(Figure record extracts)
━━━━━━━━━━━━━━━━━━━━

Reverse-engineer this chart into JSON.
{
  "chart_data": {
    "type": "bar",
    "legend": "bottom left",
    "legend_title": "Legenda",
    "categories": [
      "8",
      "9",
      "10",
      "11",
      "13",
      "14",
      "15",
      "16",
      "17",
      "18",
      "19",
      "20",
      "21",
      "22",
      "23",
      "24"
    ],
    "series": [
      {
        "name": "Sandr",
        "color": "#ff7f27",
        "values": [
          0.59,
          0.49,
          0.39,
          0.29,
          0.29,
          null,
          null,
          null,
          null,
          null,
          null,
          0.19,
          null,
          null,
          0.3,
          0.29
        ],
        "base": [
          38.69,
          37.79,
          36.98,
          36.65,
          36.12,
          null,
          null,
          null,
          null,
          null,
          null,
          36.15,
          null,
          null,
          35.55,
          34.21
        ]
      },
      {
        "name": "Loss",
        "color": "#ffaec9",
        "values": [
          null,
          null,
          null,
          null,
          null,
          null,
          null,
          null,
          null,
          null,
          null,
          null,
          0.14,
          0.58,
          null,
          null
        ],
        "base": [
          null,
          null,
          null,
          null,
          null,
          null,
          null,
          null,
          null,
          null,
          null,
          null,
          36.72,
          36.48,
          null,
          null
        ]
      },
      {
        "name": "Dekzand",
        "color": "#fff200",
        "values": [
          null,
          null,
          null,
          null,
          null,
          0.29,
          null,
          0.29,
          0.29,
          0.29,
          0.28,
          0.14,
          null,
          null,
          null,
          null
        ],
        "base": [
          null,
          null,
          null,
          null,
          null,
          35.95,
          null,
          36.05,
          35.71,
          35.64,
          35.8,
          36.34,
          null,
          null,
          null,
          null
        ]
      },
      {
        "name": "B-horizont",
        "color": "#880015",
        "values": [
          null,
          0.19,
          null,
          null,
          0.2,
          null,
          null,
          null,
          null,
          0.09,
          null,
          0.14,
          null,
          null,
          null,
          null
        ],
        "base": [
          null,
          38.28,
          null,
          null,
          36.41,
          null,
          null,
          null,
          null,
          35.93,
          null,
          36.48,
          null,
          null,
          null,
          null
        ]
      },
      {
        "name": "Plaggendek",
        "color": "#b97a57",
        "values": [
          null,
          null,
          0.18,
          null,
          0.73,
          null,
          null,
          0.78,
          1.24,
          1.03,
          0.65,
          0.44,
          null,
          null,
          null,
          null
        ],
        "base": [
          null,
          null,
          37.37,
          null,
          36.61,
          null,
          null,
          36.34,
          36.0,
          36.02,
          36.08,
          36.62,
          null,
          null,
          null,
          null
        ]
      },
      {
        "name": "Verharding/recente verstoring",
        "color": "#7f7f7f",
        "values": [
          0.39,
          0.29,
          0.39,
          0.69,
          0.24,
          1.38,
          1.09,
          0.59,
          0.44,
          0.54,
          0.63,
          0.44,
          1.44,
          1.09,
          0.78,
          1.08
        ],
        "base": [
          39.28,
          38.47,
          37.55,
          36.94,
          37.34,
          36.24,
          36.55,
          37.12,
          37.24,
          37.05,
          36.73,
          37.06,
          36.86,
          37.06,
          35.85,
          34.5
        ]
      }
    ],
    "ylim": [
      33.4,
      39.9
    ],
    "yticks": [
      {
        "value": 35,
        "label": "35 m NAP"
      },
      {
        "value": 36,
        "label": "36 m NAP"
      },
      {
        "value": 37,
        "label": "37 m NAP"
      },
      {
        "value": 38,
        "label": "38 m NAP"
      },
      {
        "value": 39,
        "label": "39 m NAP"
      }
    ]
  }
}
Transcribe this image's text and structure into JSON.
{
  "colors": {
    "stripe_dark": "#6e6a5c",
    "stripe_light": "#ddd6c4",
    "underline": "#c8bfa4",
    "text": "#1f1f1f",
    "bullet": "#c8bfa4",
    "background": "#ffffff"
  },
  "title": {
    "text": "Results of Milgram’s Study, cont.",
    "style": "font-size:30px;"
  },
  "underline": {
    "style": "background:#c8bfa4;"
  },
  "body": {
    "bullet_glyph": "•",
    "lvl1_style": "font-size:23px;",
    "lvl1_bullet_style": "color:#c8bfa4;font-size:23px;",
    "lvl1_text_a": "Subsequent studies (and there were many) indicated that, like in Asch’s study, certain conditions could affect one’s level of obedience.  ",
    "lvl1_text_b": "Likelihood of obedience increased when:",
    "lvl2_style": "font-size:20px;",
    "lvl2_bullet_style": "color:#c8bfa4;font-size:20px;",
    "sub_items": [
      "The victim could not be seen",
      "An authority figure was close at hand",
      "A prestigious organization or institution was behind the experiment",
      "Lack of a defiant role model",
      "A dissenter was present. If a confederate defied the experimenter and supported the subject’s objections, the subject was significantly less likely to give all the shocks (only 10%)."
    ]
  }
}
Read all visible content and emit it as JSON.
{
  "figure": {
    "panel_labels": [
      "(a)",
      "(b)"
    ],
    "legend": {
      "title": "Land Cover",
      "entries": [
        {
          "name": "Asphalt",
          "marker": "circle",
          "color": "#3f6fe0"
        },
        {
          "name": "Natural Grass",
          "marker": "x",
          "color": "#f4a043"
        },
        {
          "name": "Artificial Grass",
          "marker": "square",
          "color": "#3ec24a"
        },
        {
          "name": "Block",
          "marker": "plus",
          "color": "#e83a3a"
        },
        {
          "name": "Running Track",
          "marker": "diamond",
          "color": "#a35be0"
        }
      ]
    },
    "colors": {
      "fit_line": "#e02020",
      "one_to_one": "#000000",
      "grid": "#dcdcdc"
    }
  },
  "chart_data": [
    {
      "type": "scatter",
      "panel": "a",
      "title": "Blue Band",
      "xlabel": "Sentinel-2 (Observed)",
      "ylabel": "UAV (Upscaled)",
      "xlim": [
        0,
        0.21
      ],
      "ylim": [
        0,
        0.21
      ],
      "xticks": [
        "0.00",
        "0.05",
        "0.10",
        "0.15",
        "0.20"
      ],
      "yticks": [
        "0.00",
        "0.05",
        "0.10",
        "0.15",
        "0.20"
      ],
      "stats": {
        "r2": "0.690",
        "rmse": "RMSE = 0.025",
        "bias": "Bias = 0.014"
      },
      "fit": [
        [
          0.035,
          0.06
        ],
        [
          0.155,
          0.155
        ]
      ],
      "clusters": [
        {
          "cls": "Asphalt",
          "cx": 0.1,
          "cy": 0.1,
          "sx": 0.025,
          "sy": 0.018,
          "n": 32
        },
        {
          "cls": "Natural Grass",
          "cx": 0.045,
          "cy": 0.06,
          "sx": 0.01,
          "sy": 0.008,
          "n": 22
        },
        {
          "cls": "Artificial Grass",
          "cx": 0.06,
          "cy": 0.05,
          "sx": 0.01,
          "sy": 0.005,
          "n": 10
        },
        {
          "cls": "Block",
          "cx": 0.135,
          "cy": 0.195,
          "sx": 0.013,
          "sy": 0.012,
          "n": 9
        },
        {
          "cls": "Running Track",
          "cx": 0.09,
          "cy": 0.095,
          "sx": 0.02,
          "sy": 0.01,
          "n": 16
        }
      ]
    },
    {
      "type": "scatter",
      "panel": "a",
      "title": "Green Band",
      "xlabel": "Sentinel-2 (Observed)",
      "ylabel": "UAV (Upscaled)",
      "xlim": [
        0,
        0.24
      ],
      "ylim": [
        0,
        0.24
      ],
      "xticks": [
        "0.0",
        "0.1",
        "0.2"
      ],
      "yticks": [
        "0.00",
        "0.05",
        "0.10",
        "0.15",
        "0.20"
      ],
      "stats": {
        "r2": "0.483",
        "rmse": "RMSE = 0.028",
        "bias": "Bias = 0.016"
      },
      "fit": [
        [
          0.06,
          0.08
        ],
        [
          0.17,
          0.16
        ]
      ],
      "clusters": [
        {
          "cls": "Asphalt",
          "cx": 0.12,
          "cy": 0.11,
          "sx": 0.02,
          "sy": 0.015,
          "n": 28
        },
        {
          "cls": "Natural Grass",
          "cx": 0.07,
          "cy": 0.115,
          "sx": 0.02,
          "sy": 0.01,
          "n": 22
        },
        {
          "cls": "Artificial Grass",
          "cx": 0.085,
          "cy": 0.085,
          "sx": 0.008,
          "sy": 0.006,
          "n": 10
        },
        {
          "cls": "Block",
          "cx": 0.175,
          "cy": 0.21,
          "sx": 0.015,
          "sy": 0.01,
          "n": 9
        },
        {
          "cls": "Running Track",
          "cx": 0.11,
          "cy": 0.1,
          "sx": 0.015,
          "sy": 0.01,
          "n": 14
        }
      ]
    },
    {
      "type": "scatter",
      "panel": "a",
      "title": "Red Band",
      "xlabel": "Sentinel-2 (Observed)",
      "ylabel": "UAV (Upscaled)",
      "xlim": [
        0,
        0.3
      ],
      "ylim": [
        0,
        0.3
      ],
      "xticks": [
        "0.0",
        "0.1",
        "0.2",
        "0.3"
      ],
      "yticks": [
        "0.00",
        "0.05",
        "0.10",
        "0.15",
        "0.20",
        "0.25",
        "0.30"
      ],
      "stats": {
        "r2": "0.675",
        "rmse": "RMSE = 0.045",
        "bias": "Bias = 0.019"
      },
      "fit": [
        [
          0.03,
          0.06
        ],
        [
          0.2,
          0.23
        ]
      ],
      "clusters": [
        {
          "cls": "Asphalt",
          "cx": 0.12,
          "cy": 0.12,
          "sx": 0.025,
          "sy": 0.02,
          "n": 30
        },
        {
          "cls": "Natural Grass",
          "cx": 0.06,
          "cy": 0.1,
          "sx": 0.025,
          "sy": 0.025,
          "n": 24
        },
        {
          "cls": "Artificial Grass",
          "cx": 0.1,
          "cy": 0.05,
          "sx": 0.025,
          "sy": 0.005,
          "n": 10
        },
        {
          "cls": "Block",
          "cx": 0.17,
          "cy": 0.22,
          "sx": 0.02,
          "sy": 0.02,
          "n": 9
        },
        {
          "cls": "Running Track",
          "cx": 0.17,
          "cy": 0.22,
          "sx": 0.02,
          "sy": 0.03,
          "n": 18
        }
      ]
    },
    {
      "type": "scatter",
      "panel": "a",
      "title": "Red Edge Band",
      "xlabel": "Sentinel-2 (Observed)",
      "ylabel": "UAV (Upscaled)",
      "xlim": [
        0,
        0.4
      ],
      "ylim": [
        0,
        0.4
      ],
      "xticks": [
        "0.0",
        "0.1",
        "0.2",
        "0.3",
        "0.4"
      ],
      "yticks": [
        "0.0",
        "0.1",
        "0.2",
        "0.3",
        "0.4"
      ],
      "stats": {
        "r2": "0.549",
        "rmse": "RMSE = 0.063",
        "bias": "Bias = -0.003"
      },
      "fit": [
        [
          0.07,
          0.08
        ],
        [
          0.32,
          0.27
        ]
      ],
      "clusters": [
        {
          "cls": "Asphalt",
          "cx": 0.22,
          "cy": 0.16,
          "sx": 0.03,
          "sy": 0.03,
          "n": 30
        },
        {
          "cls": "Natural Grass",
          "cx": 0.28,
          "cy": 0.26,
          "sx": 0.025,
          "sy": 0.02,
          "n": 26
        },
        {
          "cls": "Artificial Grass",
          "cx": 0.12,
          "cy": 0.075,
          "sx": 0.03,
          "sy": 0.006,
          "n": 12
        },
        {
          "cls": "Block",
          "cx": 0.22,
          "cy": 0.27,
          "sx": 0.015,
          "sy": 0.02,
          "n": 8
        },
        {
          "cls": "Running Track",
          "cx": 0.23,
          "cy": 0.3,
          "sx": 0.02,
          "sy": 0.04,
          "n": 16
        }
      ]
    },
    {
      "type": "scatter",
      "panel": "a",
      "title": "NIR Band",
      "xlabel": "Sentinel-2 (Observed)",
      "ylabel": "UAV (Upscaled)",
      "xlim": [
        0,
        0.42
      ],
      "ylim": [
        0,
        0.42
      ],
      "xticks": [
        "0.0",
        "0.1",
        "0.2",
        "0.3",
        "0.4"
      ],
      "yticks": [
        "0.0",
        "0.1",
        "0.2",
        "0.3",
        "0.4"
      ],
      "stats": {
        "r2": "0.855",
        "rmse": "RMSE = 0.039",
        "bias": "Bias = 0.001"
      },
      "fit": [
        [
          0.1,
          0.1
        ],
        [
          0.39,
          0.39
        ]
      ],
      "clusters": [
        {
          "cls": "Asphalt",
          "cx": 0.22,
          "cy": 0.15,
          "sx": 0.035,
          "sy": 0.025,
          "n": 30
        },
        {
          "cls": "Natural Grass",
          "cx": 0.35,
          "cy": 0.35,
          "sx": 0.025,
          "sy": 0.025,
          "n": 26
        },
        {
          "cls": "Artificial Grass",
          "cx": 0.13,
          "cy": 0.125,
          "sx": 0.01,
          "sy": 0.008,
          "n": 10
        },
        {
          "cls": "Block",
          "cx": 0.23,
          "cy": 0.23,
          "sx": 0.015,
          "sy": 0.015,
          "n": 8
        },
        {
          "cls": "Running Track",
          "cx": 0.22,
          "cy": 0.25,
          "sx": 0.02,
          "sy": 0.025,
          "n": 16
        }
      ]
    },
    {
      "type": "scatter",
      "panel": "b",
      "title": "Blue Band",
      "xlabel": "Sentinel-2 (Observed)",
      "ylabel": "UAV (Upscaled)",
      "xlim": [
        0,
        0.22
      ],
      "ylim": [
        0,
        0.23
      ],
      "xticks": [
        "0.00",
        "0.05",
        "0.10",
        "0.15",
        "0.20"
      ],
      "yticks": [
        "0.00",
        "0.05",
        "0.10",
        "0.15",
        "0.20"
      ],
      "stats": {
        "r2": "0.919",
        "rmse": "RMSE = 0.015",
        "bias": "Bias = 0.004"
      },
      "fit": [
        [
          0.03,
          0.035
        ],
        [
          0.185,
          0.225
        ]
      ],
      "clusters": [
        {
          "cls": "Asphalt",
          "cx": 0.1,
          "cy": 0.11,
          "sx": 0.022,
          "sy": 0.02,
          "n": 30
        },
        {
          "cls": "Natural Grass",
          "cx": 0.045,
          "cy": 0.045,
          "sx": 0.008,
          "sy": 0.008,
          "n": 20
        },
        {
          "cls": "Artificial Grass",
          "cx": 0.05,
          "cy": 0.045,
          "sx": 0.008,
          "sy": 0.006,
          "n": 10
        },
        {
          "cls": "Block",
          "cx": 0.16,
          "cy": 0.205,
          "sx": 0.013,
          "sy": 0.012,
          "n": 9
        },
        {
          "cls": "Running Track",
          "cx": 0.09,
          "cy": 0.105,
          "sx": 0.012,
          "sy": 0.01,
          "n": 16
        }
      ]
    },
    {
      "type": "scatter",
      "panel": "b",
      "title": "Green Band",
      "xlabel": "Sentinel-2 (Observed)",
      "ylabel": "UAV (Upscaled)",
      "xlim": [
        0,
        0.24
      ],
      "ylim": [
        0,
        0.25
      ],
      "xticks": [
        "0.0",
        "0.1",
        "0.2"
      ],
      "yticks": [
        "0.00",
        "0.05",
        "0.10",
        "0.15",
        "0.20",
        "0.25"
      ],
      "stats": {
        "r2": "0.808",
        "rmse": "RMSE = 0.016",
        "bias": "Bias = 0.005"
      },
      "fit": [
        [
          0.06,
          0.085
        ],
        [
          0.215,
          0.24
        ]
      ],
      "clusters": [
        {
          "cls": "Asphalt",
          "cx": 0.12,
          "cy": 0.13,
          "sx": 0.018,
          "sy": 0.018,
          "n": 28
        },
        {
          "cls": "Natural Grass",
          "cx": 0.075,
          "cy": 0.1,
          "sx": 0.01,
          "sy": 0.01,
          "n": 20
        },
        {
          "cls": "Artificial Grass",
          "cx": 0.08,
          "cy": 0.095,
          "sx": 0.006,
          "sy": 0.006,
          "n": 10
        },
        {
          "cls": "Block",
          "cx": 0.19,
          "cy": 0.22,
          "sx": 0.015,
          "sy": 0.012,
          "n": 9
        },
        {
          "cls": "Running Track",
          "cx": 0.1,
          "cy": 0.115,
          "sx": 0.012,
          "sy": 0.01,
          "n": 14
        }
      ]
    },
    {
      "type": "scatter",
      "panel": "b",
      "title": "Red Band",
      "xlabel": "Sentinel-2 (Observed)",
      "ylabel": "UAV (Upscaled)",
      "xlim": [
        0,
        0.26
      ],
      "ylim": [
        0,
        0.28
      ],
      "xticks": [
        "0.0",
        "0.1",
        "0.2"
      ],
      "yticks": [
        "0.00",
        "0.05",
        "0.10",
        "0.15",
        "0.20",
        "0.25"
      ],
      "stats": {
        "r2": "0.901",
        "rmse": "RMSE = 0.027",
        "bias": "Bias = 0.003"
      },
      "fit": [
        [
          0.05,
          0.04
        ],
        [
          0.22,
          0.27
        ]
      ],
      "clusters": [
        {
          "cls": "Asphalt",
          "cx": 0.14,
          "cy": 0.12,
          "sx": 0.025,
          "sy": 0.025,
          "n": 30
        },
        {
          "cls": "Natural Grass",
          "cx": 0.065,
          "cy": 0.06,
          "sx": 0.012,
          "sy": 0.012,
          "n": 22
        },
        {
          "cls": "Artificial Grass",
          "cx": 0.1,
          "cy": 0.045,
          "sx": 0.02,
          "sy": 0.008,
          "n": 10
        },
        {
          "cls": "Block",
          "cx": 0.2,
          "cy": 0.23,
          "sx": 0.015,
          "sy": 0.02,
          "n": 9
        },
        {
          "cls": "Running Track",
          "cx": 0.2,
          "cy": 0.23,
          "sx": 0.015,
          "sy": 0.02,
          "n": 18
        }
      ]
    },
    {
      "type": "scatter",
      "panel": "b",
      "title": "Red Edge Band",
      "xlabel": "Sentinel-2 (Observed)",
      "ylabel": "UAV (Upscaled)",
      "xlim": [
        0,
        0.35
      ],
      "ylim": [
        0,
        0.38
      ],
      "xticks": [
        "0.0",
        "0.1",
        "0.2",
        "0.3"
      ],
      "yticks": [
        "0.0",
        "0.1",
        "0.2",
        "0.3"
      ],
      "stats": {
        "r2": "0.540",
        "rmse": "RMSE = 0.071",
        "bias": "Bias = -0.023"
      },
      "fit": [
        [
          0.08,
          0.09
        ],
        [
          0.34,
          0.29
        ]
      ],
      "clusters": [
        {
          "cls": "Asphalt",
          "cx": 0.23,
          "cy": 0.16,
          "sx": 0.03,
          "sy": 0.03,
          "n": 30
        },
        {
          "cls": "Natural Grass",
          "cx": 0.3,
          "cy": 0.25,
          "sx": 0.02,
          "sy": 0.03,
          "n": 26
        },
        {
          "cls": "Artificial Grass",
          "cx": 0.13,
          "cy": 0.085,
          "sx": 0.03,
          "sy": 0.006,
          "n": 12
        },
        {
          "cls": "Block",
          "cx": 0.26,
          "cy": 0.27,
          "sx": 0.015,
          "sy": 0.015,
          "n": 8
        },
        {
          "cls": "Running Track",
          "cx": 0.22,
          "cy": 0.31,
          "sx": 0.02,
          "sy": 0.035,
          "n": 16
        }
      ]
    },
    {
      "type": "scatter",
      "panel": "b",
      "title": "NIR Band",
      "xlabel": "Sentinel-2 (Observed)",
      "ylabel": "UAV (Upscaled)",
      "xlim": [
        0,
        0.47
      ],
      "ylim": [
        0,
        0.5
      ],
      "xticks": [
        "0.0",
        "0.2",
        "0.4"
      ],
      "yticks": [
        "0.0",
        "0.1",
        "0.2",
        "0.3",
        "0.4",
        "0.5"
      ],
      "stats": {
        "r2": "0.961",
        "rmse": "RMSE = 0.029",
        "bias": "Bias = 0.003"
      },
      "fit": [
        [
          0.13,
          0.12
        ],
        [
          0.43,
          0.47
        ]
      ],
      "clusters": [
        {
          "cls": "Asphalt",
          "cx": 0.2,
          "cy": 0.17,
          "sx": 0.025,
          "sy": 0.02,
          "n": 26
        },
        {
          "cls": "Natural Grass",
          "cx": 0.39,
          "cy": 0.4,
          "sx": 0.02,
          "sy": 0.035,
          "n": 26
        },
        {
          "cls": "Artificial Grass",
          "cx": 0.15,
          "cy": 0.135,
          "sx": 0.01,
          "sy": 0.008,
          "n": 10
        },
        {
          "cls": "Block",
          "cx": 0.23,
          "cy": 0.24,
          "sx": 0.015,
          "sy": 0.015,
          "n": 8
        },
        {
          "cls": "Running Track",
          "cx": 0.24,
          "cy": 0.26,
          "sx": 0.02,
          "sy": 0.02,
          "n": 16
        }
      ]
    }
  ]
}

━━━━━━━━━━━━━━━━━━━━

**TO BE DONE:**
Copy each line containing the word "this" from the data.

**FINISHED ANSWER:**
Reverse-engineer this chart into JSON.
Transcribe this image's text and structure into JSON.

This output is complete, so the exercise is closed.